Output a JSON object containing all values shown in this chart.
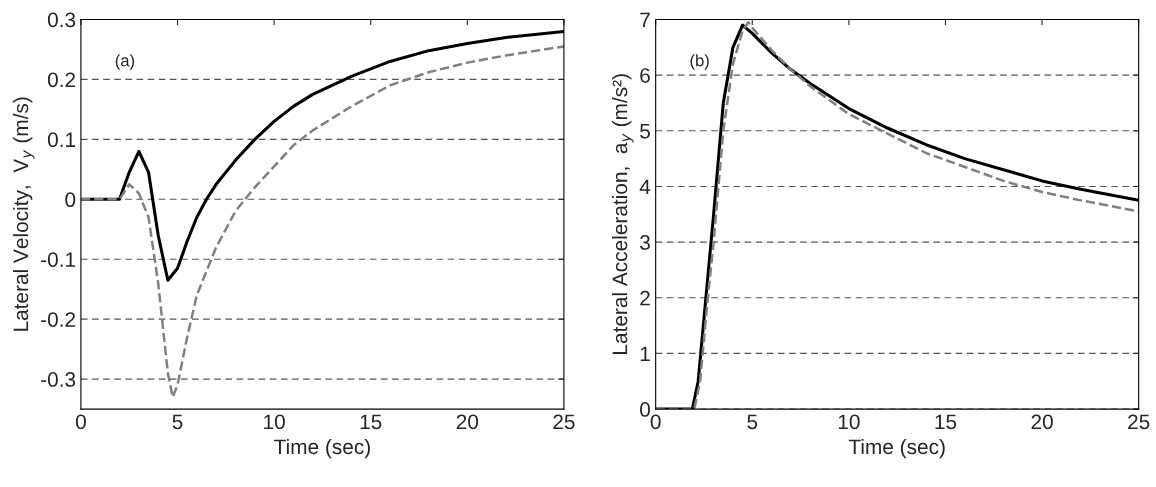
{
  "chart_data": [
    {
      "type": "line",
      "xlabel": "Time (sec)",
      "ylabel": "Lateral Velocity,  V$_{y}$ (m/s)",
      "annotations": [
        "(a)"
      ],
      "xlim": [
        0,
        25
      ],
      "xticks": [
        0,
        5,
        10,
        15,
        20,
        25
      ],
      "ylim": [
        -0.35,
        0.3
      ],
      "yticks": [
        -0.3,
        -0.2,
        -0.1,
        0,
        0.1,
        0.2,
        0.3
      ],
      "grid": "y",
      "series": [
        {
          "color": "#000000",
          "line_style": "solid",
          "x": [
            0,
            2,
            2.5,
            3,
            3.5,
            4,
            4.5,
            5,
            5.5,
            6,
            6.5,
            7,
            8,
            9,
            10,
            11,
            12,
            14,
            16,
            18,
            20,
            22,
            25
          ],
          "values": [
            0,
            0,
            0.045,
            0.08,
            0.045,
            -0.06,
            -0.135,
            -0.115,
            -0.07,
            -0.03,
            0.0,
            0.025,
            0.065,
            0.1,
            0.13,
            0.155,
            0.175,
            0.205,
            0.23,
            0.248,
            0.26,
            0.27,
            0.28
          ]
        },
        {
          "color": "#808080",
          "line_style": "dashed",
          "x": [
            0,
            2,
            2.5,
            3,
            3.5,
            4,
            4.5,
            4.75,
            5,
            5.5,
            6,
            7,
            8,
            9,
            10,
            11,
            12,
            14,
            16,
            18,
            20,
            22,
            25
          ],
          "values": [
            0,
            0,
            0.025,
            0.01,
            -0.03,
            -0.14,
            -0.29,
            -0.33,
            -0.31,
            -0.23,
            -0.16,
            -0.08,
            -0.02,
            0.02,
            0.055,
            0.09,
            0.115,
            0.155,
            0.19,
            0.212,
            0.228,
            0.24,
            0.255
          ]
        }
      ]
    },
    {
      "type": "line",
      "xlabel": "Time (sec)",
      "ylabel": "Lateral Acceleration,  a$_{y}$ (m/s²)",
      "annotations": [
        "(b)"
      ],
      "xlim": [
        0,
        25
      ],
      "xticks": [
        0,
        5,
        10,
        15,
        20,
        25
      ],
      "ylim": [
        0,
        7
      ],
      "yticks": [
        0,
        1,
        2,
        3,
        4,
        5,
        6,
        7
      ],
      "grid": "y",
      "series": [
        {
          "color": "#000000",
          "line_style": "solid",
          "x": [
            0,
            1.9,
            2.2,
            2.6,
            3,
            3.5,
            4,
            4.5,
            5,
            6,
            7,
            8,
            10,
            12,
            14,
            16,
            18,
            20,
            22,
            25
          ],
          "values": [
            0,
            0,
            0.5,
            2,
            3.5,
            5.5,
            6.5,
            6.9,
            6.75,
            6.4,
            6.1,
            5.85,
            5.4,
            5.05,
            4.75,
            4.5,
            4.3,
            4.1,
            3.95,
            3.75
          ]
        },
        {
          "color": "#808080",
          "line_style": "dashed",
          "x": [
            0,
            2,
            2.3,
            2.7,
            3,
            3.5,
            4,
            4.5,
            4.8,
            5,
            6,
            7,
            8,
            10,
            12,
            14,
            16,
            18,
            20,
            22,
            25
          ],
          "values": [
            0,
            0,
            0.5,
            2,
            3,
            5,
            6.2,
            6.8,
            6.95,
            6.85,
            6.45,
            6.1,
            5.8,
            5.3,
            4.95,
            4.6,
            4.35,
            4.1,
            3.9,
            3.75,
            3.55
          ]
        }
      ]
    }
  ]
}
---
Copy the entries exactly. Leave out the images.

Output a JSON object containing all values shown in this chart.
{
  "chart_data": [
    {
      "type": "line",
      "xlabel": "Time (sec)",
      "ylabel": "Lateral Velocity,  V$_{y}$ (m/s)",
      "annotations": [
        "(a)"
      ],
      "xlim": [
        0,
        25
      ],
      "xticks": [
        0,
        5,
        10,
        15,
        20,
        25
      ],
      "ylim": [
        -0.35,
        0.3
      ],
      "yticks": [
        -0.3,
        -0.2,
        -0.1,
        0,
        0.1,
        0.2,
        0.3
      ],
      "grid": "y",
      "series": [
        {
          "color": "#000000",
          "line_style": "solid",
          "x": [
            0,
            2,
            2.5,
            3,
            3.5,
            4,
            4.5,
            5,
            5.5,
            6,
            6.5,
            7,
            8,
            9,
            10,
            11,
            12,
            14,
            16,
            18,
            20,
            22,
            25
          ],
          "values": [
            0,
            0,
            0.045,
            0.08,
            0.045,
            -0.06,
            -0.135,
            -0.115,
            -0.07,
            -0.03,
            0.0,
            0.025,
            0.065,
            0.1,
            0.13,
            0.155,
            0.175,
            0.205,
            0.23,
            0.248,
            0.26,
            0.27,
            0.28
          ]
        },
        {
          "color": "#808080",
          "line_style": "dashed",
          "x": [
            0,
            2,
            2.5,
            3,
            3.5,
            4,
            4.5,
            4.75,
            5,
            5.5,
            6,
            7,
            8,
            9,
            10,
            11,
            12,
            14,
            16,
            18,
            20,
            22,
            25
          ],
          "values": [
            0,
            0,
            0.025,
            0.01,
            -0.03,
            -0.14,
            -0.29,
            -0.33,
            -0.31,
            -0.23,
            -0.16,
            -0.08,
            -0.02,
            0.02,
            0.055,
            0.09,
            0.115,
            0.155,
            0.19,
            0.212,
            0.228,
            0.24,
            0.255
          ]
        }
      ]
    },
    {
      "type": "line",
      "xlabel": "Time (sec)",
      "ylabel": "Lateral Acceleration,  a$_{y}$ (m/s²)",
      "annotations": [
        "(b)"
      ],
      "xlim": [
        0,
        25
      ],
      "xticks": [
        0,
        5,
        10,
        15,
        20,
        25
      ],
      "ylim": [
        0,
        7
      ],
      "yticks": [
        0,
        1,
        2,
        3,
        4,
        5,
        6,
        7
      ],
      "grid": "y",
      "series": [
        {
          "color": "#000000",
          "line_style": "solid",
          "x": [
            0,
            1.9,
            2.2,
            2.6,
            3,
            3.5,
            4,
            4.5,
            5,
            6,
            7,
            8,
            10,
            12,
            14,
            16,
            18,
            20,
            22,
            25
          ],
          "values": [
            0,
            0,
            0.5,
            2,
            3.5,
            5.5,
            6.5,
            6.9,
            6.75,
            6.4,
            6.1,
            5.85,
            5.4,
            5.05,
            4.75,
            4.5,
            4.3,
            4.1,
            3.95,
            3.75
          ]
        },
        {
          "color": "#808080",
          "line_style": "dashed",
          "x": [
            0,
            2,
            2.3,
            2.7,
            3,
            3.5,
            4,
            4.5,
            4.8,
            5,
            6,
            7,
            8,
            10,
            12,
            14,
            16,
            18,
            20,
            22,
            25
          ],
          "values": [
            0,
            0,
            0.5,
            2,
            3,
            5,
            6.2,
            6.8,
            6.95,
            6.85,
            6.45,
            6.1,
            5.8,
            5.3,
            4.95,
            4.6,
            4.35,
            4.1,
            3.9,
            3.75,
            3.55
          ]
        }
      ]
    }
  ]
}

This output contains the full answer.